= Task goal =
Tally the lines in the listing below that include "Invalid". Answer with the count and nothing more.

Begin

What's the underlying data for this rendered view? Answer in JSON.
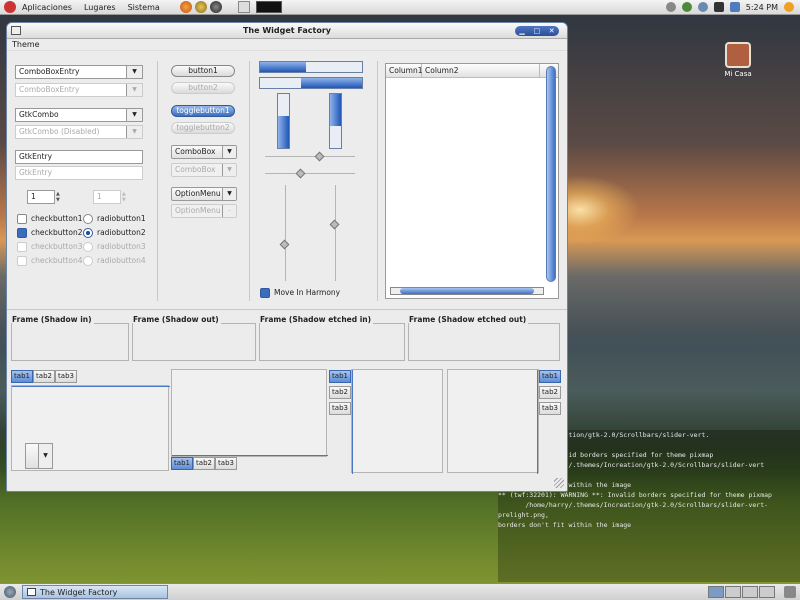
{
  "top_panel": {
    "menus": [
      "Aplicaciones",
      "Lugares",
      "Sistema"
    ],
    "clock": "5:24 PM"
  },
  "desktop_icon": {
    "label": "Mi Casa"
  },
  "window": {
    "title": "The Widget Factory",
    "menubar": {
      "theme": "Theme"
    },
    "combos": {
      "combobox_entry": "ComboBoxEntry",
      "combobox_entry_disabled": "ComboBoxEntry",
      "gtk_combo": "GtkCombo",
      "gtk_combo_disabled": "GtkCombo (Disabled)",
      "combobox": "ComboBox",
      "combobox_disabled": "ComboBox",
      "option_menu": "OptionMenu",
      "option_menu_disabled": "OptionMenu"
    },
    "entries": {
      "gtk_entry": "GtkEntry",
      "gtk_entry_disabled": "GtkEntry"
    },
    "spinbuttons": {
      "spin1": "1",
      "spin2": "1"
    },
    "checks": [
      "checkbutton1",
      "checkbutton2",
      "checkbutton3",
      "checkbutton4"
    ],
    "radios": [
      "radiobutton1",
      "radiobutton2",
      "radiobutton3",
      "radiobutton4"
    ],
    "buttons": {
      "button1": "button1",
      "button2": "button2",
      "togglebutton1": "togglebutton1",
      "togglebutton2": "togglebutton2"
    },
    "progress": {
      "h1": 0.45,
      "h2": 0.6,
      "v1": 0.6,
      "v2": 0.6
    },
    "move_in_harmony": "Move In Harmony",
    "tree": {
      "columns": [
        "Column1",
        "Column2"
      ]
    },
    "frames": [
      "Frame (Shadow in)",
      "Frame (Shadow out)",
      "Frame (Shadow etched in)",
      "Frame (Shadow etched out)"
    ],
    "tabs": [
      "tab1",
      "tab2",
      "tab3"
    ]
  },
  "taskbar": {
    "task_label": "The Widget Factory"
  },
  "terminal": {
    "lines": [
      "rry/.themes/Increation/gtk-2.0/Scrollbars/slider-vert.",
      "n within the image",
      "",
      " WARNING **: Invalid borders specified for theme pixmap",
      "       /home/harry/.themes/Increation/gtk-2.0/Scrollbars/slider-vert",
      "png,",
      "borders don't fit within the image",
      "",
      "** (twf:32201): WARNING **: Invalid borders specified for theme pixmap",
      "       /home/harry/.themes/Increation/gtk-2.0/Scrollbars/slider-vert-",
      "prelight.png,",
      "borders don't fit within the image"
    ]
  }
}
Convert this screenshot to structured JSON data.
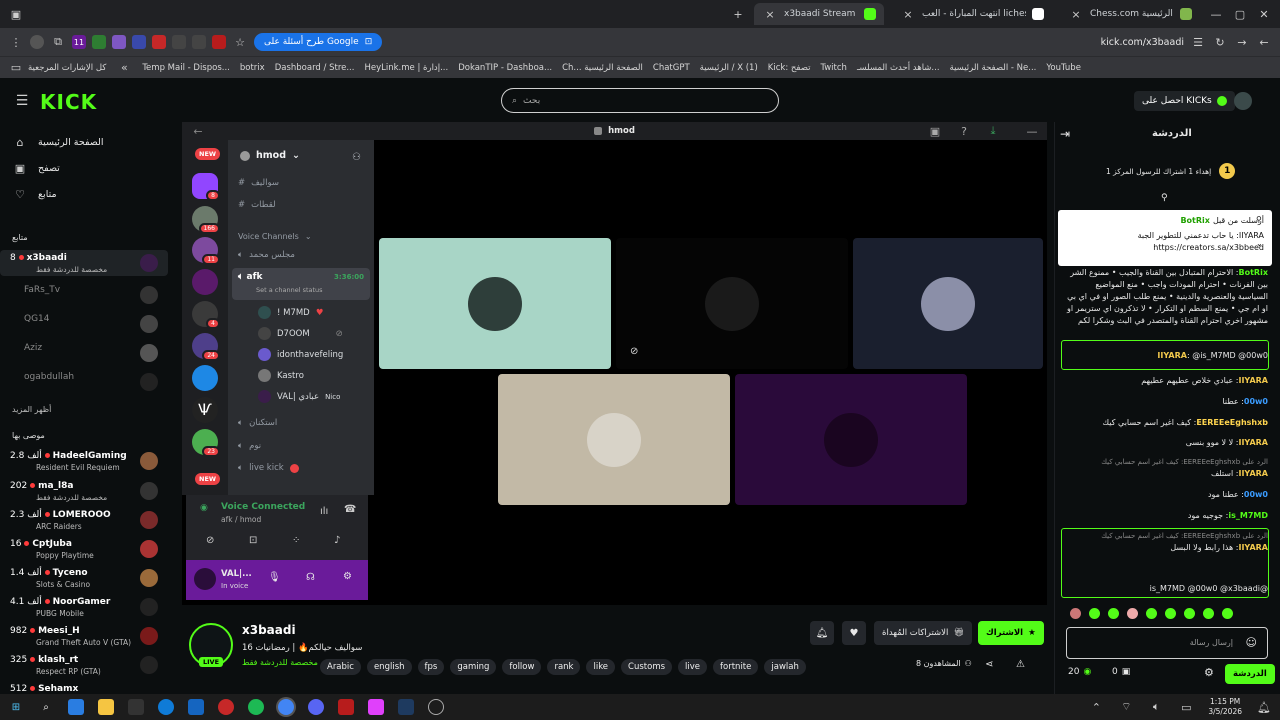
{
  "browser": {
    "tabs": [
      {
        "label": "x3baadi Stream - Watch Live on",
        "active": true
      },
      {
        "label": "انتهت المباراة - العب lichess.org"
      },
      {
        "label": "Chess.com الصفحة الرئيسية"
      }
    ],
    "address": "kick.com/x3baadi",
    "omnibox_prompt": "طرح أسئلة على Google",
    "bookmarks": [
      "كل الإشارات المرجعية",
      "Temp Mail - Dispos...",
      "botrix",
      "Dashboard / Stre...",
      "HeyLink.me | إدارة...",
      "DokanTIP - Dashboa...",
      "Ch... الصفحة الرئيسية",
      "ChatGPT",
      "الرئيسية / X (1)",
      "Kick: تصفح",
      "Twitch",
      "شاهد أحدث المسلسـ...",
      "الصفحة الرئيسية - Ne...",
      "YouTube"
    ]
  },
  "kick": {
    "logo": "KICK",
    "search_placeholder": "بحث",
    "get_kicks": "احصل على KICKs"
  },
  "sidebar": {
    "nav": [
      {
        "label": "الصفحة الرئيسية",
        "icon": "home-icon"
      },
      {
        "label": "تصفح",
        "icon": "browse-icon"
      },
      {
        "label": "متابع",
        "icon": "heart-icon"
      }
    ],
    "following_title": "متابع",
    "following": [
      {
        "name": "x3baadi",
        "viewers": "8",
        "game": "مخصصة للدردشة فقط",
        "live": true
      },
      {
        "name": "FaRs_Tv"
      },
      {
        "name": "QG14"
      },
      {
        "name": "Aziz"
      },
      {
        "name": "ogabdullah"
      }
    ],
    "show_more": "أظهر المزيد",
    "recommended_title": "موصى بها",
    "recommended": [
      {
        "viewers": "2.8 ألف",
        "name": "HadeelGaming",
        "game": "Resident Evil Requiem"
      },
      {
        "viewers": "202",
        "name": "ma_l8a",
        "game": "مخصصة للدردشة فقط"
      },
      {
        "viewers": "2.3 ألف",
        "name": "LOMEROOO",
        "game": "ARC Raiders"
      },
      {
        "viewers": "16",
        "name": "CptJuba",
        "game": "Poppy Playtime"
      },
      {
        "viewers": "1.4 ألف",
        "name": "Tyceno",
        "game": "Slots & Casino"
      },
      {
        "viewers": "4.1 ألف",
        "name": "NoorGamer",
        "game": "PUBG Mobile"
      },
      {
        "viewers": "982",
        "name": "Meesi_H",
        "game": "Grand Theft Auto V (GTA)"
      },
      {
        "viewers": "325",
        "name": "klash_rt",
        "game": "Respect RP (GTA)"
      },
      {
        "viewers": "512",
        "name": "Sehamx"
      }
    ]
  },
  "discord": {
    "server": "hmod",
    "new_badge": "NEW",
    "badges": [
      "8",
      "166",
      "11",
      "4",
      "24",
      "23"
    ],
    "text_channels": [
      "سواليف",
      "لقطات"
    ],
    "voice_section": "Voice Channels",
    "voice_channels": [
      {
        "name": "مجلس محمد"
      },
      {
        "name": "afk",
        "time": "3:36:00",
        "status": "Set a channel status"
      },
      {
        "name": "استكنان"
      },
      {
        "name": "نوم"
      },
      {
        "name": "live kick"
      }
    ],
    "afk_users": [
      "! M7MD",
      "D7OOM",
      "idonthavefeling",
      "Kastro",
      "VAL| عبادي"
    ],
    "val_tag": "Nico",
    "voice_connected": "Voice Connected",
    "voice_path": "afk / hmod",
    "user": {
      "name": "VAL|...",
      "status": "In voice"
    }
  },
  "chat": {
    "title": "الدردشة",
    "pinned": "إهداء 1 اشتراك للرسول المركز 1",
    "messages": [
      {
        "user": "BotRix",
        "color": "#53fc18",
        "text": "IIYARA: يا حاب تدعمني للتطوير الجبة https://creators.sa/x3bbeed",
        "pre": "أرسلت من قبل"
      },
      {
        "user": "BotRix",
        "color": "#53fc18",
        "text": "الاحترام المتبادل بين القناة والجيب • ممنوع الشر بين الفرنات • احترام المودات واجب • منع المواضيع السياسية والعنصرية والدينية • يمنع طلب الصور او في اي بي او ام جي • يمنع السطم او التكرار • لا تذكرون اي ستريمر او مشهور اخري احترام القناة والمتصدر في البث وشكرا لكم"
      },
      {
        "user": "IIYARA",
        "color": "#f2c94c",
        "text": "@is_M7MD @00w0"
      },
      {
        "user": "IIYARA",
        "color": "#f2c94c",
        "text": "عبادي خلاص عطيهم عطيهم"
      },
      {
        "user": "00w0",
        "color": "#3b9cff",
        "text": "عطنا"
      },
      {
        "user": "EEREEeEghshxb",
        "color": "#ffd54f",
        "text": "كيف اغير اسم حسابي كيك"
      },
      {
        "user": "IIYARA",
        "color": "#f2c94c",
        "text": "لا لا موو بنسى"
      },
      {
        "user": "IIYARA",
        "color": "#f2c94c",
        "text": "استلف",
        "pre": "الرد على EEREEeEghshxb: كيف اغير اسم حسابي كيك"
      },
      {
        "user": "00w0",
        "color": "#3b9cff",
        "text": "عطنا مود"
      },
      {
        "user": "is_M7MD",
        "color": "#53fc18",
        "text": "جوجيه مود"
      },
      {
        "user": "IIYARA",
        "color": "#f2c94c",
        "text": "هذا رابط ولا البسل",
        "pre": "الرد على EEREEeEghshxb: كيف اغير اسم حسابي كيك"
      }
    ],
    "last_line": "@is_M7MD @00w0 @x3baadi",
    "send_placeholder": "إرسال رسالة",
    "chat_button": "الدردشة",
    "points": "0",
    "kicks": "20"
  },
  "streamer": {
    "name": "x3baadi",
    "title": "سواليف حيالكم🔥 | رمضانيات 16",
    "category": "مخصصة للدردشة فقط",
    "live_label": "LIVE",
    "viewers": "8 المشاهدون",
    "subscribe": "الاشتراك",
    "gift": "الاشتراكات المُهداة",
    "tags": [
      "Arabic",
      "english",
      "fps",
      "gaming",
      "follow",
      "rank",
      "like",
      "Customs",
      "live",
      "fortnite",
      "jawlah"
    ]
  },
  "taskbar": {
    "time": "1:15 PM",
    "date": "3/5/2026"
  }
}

End
Begin

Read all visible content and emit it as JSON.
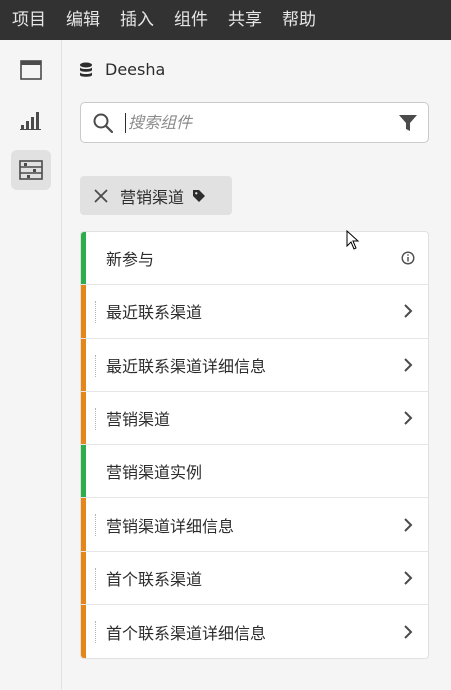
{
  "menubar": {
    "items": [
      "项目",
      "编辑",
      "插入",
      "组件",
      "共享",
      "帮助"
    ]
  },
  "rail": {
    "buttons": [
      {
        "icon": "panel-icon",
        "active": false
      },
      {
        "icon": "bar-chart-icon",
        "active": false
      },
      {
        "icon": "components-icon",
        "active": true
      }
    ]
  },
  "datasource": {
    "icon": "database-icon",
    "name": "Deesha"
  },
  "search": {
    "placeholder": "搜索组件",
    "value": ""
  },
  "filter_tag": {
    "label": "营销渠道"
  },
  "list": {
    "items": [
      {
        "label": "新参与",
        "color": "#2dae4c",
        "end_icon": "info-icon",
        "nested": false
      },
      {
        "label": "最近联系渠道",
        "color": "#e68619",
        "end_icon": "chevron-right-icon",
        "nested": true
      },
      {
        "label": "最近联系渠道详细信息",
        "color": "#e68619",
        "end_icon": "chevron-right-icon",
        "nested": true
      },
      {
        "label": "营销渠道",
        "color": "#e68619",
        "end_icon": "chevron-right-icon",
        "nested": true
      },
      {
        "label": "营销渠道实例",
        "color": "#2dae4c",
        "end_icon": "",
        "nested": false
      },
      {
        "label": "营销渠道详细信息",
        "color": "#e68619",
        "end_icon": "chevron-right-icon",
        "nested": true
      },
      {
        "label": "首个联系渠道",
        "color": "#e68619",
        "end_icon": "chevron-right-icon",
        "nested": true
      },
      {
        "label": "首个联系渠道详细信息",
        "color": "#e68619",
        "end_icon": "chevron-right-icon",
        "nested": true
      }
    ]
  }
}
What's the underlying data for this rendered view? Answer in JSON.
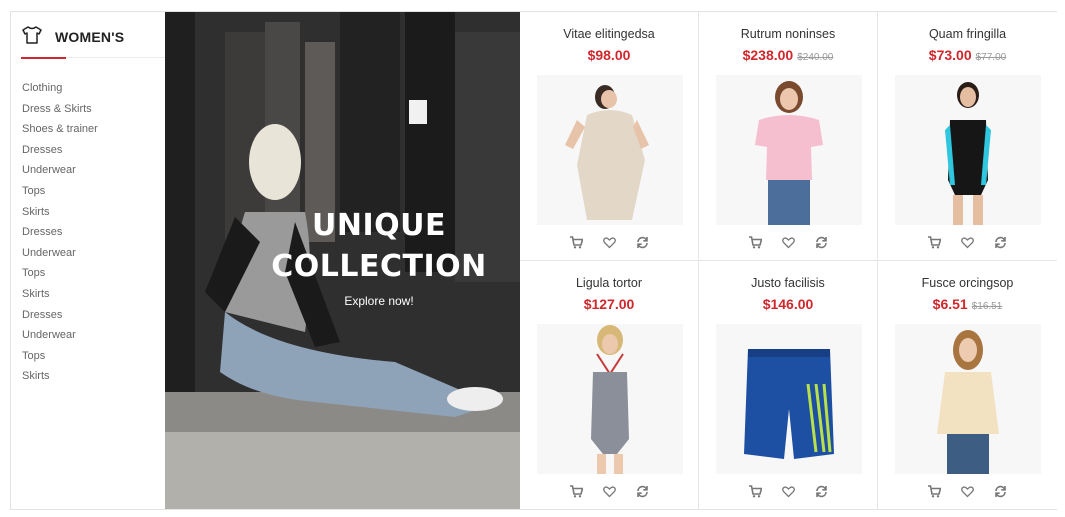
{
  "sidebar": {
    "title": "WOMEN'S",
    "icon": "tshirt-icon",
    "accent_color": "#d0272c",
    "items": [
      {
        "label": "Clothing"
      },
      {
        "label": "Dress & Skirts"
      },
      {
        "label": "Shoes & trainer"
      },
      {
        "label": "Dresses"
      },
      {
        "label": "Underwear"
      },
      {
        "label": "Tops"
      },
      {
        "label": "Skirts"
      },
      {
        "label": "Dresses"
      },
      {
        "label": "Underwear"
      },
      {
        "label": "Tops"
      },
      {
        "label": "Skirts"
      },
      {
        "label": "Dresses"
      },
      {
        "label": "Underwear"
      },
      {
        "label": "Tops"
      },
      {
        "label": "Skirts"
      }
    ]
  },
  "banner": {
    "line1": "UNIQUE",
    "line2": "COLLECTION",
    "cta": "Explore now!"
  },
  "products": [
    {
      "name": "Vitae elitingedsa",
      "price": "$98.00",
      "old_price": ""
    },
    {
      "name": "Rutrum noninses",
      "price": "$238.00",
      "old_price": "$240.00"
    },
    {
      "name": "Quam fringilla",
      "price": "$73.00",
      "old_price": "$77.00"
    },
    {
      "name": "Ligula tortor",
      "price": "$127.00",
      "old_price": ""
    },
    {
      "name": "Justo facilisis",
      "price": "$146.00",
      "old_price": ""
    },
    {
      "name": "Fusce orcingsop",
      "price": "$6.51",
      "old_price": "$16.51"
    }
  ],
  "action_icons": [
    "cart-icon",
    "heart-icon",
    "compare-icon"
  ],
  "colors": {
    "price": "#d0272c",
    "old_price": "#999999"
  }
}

End

= Worked solution =
2